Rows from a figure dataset
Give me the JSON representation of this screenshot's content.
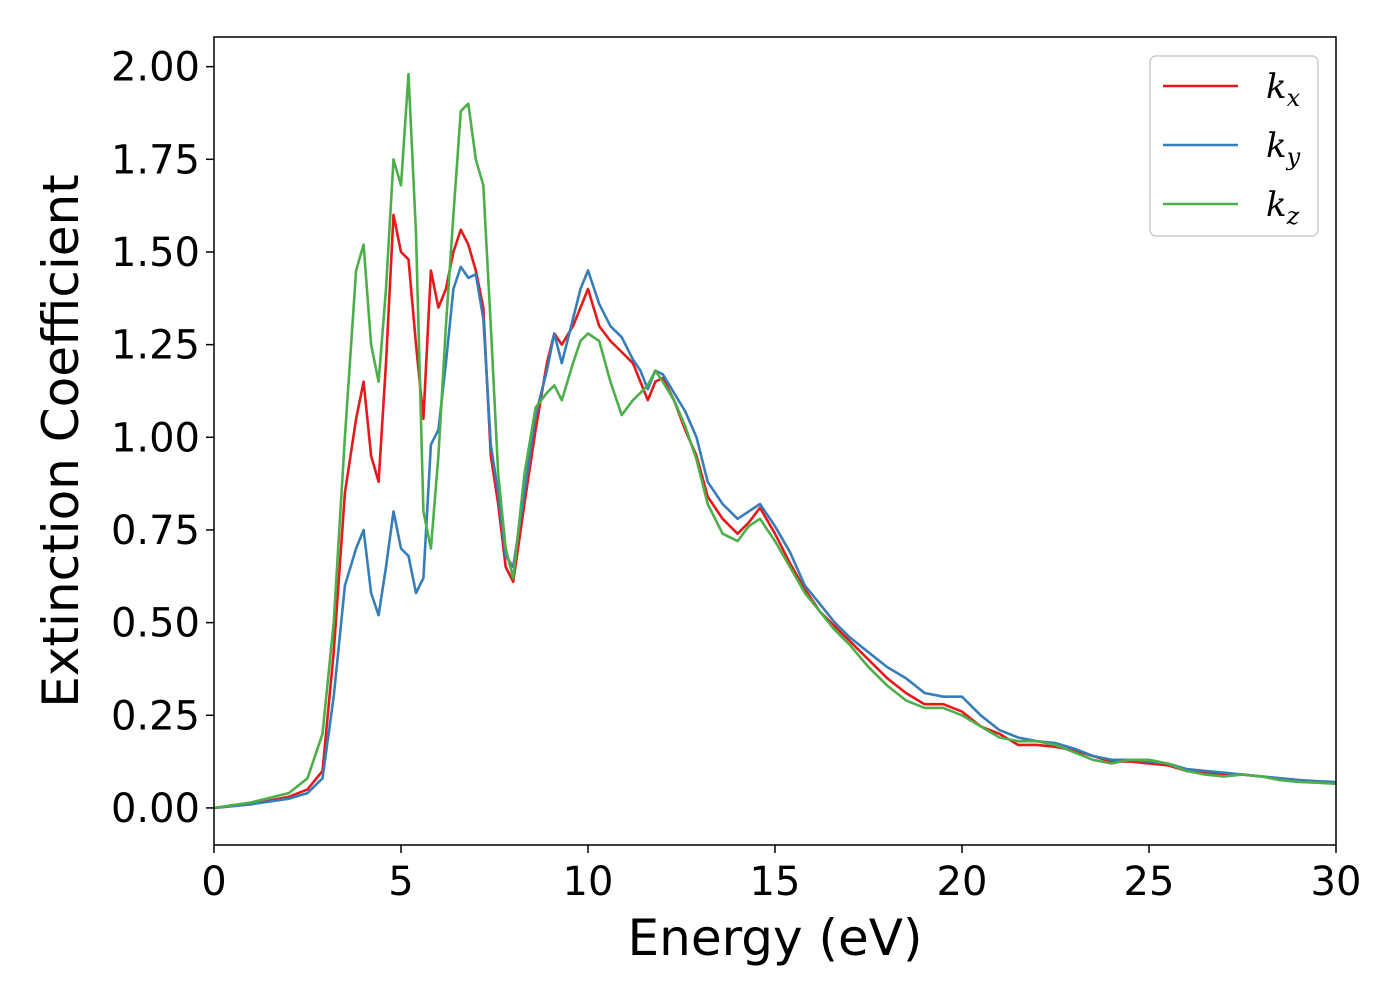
{
  "chart_data": {
    "type": "line",
    "title": "",
    "xlabel": "Energy (eV)",
    "ylabel": "Extinction Coefficient",
    "xlim": [
      0,
      30
    ],
    "ylim": [
      -0.1,
      2.08
    ],
    "xticks": [
      0,
      5,
      10,
      15,
      20,
      25,
      30
    ],
    "yticks": [
      0.0,
      0.25,
      0.5,
      0.75,
      1.0,
      1.25,
      1.5,
      1.75,
      2.0
    ],
    "xtick_labels": [
      "0",
      "5",
      "10",
      "15",
      "20",
      "25",
      "30"
    ],
    "ytick_labels": [
      "0.00",
      "0.25",
      "0.50",
      "0.75",
      "1.00",
      "1.25",
      "1.50",
      "1.75",
      "2.00"
    ],
    "grid": false,
    "legend_position": "top-right",
    "series": [
      {
        "name": "k_x",
        "legend_main": "k",
        "legend_sub": "x",
        "color": "#e41a1c",
        "x": [
          0,
          1,
          2,
          2.5,
          2.9,
          3.2,
          3.5,
          3.8,
          4.0,
          4.2,
          4.4,
          4.6,
          4.8,
          5.0,
          5.2,
          5.4,
          5.6,
          5.8,
          6.0,
          6.2,
          6.4,
          6.6,
          6.8,
          7.0,
          7.2,
          7.4,
          7.6,
          7.8,
          8.0,
          8.3,
          8.6,
          8.9,
          9.1,
          9.3,
          9.6,
          9.8,
          10.0,
          10.3,
          10.6,
          10.9,
          11.2,
          11.4,
          11.6,
          11.8,
          12.0,
          12.3,
          12.6,
          12.9,
          13.2,
          13.6,
          14.0,
          14.3,
          14.6,
          15.0,
          15.4,
          15.8,
          16.2,
          16.6,
          17.0,
          17.5,
          18.0,
          18.5,
          19.0,
          19.5,
          20.0,
          20.5,
          21.0,
          21.5,
          22.0,
          22.5,
          23.0,
          23.5,
          24.0,
          24.5,
          25.0,
          25.5,
          26.0,
          26.5,
          27.0,
          27.5,
          28.0,
          28.5,
          29.0,
          29.5,
          30.0
        ],
        "y": [
          0.0,
          0.01,
          0.03,
          0.05,
          0.1,
          0.42,
          0.85,
          1.05,
          1.15,
          0.95,
          0.88,
          1.2,
          1.6,
          1.5,
          1.48,
          1.25,
          1.05,
          1.45,
          1.35,
          1.4,
          1.5,
          1.56,
          1.52,
          1.45,
          1.35,
          0.95,
          0.82,
          0.65,
          0.61,
          0.82,
          1.02,
          1.2,
          1.28,
          1.25,
          1.3,
          1.35,
          1.4,
          1.3,
          1.26,
          1.23,
          1.2,
          1.15,
          1.1,
          1.15,
          1.16,
          1.1,
          1.02,
          0.95,
          0.84,
          0.78,
          0.74,
          0.77,
          0.81,
          0.74,
          0.66,
          0.59,
          0.53,
          0.49,
          0.45,
          0.4,
          0.35,
          0.31,
          0.28,
          0.28,
          0.26,
          0.22,
          0.2,
          0.17,
          0.17,
          0.165,
          0.155,
          0.14,
          0.125,
          0.125,
          0.12,
          0.115,
          0.1,
          0.095,
          0.09,
          0.09,
          0.085,
          0.08,
          0.075,
          0.07,
          0.068
        ]
      },
      {
        "name": "k_y",
        "legend_main": "k",
        "legend_sub": "y",
        "color": "#377eb8",
        "x": [
          0,
          1,
          2,
          2.5,
          2.9,
          3.2,
          3.5,
          3.8,
          4.0,
          4.2,
          4.4,
          4.6,
          4.8,
          5.0,
          5.2,
          5.4,
          5.6,
          5.8,
          6.0,
          6.2,
          6.4,
          6.6,
          6.8,
          7.0,
          7.2,
          7.4,
          7.6,
          7.8,
          8.0,
          8.3,
          8.6,
          8.9,
          9.1,
          9.3,
          9.6,
          9.8,
          10.0,
          10.3,
          10.6,
          10.9,
          11.2,
          11.4,
          11.6,
          11.8,
          12.0,
          12.3,
          12.6,
          12.9,
          13.2,
          13.6,
          14.0,
          14.3,
          14.6,
          15.0,
          15.4,
          15.8,
          16.2,
          16.6,
          17.0,
          17.5,
          18.0,
          18.5,
          19.0,
          19.5,
          20.0,
          20.5,
          21.0,
          21.5,
          22.0,
          22.5,
          23.0,
          23.5,
          24.0,
          24.5,
          25.0,
          25.5,
          26.0,
          26.5,
          27.0,
          27.5,
          28.0,
          28.5,
          29.0,
          29.5,
          30.0
        ],
        "y": [
          0.0,
          0.01,
          0.025,
          0.04,
          0.08,
          0.3,
          0.6,
          0.7,
          0.75,
          0.58,
          0.52,
          0.65,
          0.8,
          0.7,
          0.68,
          0.58,
          0.62,
          0.98,
          1.02,
          1.2,
          1.4,
          1.46,
          1.43,
          1.44,
          1.32,
          0.98,
          0.85,
          0.68,
          0.65,
          0.85,
          1.06,
          1.18,
          1.28,
          1.2,
          1.32,
          1.4,
          1.45,
          1.36,
          1.3,
          1.27,
          1.21,
          1.18,
          1.13,
          1.18,
          1.17,
          1.12,
          1.07,
          1.0,
          0.88,
          0.82,
          0.78,
          0.8,
          0.82,
          0.76,
          0.69,
          0.6,
          0.55,
          0.5,
          0.46,
          0.42,
          0.38,
          0.35,
          0.31,
          0.3,
          0.3,
          0.25,
          0.21,
          0.19,
          0.18,
          0.175,
          0.16,
          0.14,
          0.13,
          0.13,
          0.125,
          0.12,
          0.105,
          0.1,
          0.095,
          0.09,
          0.085,
          0.08,
          0.075,
          0.072,
          0.07
        ]
      },
      {
        "name": "k_z",
        "legend_main": "k",
        "legend_sub": "z",
        "color": "#4daf4a",
        "x": [
          0,
          1,
          2,
          2.5,
          2.9,
          3.2,
          3.5,
          3.8,
          4.0,
          4.2,
          4.4,
          4.6,
          4.8,
          5.0,
          5.2,
          5.4,
          5.6,
          5.8,
          6.0,
          6.2,
          6.4,
          6.6,
          6.8,
          7.0,
          7.2,
          7.4,
          7.6,
          7.8,
          8.0,
          8.3,
          8.6,
          8.9,
          9.1,
          9.3,
          9.6,
          9.8,
          10.0,
          10.3,
          10.6,
          10.9,
          11.2,
          11.4,
          11.6,
          11.8,
          12.0,
          12.3,
          12.6,
          12.9,
          13.2,
          13.6,
          14.0,
          14.3,
          14.6,
          15.0,
          15.4,
          15.8,
          16.2,
          16.6,
          17.0,
          17.5,
          18.0,
          18.5,
          19.0,
          19.5,
          20.0,
          20.5,
          21.0,
          21.5,
          22.0,
          22.5,
          23.0,
          23.5,
          24.0,
          24.5,
          25.0,
          25.5,
          26.0,
          26.5,
          27.0,
          27.5,
          28.0,
          28.5,
          29.0,
          29.5,
          30.0
        ],
        "y": [
          0.0,
          0.015,
          0.04,
          0.08,
          0.2,
          0.5,
          1.0,
          1.45,
          1.52,
          1.25,
          1.15,
          1.4,
          1.75,
          1.68,
          1.98,
          1.55,
          0.8,
          0.7,
          0.95,
          1.3,
          1.6,
          1.88,
          1.9,
          1.75,
          1.68,
          1.3,
          0.9,
          0.7,
          0.62,
          0.9,
          1.08,
          1.12,
          1.14,
          1.1,
          1.2,
          1.26,
          1.28,
          1.26,
          1.15,
          1.06,
          1.1,
          1.12,
          1.14,
          1.18,
          1.15,
          1.1,
          1.03,
          0.94,
          0.82,
          0.74,
          0.72,
          0.76,
          0.78,
          0.72,
          0.65,
          0.58,
          0.53,
          0.48,
          0.44,
          0.38,
          0.33,
          0.29,
          0.27,
          0.27,
          0.25,
          0.22,
          0.19,
          0.18,
          0.18,
          0.17,
          0.15,
          0.13,
          0.12,
          0.13,
          0.13,
          0.12,
          0.1,
          0.09,
          0.085,
          0.09,
          0.085,
          0.075,
          0.07,
          0.068,
          0.065
        ]
      }
    ]
  }
}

## TASK
From the data, pick out every line that includes "color".

## RESPONSE TO THIS EXERCISE
        "color": "#e41a1c",
        "color": "#377eb8",
        "color": "#4daf4a",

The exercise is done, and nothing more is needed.